━━ Working data ━━

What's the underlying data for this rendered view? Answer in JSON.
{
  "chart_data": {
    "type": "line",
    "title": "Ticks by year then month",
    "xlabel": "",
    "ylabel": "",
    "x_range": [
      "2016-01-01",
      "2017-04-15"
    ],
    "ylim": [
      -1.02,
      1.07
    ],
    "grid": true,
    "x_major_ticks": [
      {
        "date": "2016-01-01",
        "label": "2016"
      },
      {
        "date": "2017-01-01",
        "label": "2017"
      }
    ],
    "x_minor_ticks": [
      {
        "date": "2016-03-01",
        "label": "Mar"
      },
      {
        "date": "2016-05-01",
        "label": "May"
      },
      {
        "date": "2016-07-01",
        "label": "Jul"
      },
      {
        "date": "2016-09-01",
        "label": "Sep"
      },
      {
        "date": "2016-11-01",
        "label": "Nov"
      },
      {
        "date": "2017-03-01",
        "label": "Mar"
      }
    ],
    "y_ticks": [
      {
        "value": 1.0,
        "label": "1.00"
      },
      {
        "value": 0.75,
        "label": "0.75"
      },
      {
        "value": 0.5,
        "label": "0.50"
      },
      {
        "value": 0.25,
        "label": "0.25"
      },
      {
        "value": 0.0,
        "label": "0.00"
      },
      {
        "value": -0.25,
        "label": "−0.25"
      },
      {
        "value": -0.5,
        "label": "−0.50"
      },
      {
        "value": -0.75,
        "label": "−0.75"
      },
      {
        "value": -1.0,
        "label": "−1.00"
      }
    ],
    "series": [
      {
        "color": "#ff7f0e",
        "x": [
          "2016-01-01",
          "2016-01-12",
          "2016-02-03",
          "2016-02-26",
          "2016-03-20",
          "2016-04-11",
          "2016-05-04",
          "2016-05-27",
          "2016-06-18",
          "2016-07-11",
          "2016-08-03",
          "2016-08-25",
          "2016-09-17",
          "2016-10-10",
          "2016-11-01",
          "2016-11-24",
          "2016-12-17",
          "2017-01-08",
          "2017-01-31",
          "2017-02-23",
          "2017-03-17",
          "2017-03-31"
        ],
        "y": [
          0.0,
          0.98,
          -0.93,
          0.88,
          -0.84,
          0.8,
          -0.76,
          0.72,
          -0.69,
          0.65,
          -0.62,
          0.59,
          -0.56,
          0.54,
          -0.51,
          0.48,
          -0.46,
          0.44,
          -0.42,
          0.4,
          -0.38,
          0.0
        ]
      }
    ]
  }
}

━━━

Pick out and copy the lines of the entries that hold the string "value".

Task output:
        "value": 1.0,
        "value": 0.75,
        "value": 0.5,
        "value": 0.25,
        "value": 0.0,
        "value": -0.25,
        "value": -0.5,
        "value": -0.75,
        "value": -1.0,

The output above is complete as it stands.